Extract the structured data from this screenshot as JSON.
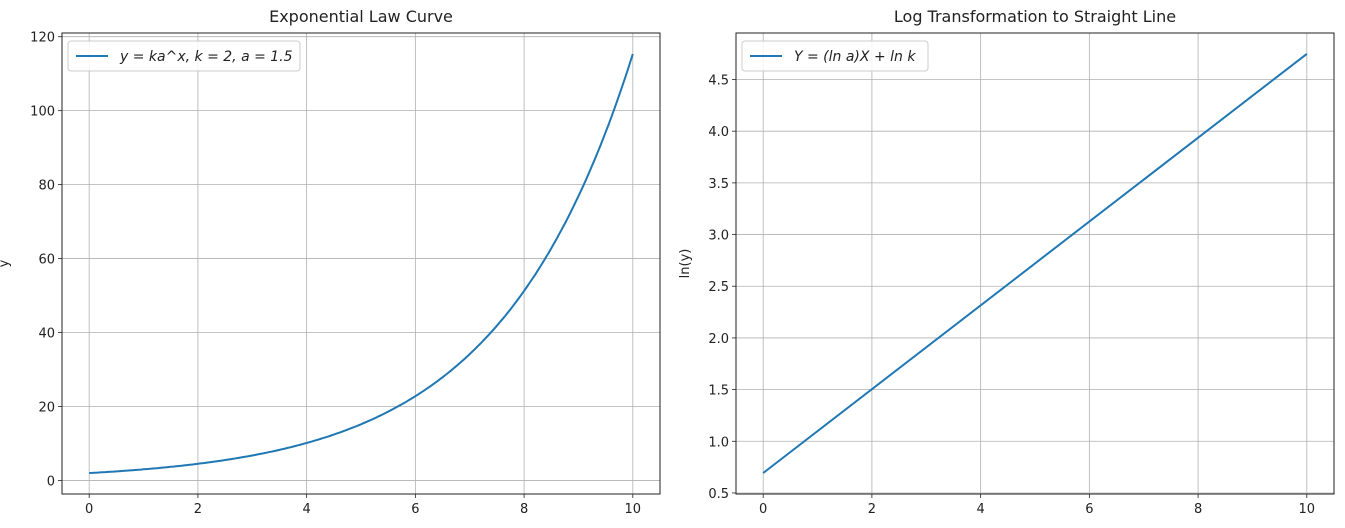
{
  "chart_data": [
    {
      "type": "line",
      "title": "Exponential Law Curve",
      "xlabel": "",
      "ylabel": "y",
      "xlim": [
        -0.5,
        10.5
      ],
      "ylim": [
        -3.67,
        121.0
      ],
      "xticks": [
        0,
        2,
        4,
        6,
        8,
        10
      ],
      "yticks": [
        0,
        20,
        40,
        60,
        80,
        100,
        120
      ],
      "xtick_labels": [
        "0",
        "2",
        "4",
        "6",
        "8",
        "10"
      ],
      "ytick_labels": [
        "0",
        "20",
        "40",
        "60",
        "80",
        "100",
        "120"
      ],
      "grid": true,
      "legend_position": "top-left",
      "series": [
        {
          "name": "y = ka^x, k = 2, a = 1.5",
          "function": "y = 2 * 1.5^x",
          "x_range": [
            0,
            10
          ],
          "color": "#1f77b4"
        }
      ]
    },
    {
      "type": "line",
      "title": "Log Transformation to Straight Line",
      "xlabel": "",
      "ylabel": "ln(y)",
      "xlim": [
        -0.5,
        10.5
      ],
      "ylim": [
        0.49,
        4.95
      ],
      "xticks": [
        0,
        2,
        4,
        6,
        8,
        10
      ],
      "yticks": [
        0.5,
        1.0,
        1.5,
        2.0,
        2.5,
        3.0,
        3.5,
        4.0,
        4.5
      ],
      "xtick_labels": [
        "0",
        "2",
        "4",
        "6",
        "8",
        "10"
      ],
      "ytick_labels": [
        "0.5",
        "1.0",
        "1.5",
        "2.0",
        "2.5",
        "3.0",
        "3.5",
        "4.0",
        "4.5"
      ],
      "grid": true,
      "legend_position": "top-left",
      "series": [
        {
          "name": "Y = (ln a)X + ln k",
          "x": [
            0,
            10
          ],
          "y": [
            0.693,
            4.748
          ],
          "color": "#1f77b4"
        }
      ]
    }
  ]
}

#### [Exercise details]
Report how many lines in the data include the word "title", and give nothing but the count.

#### [Exercise response]
2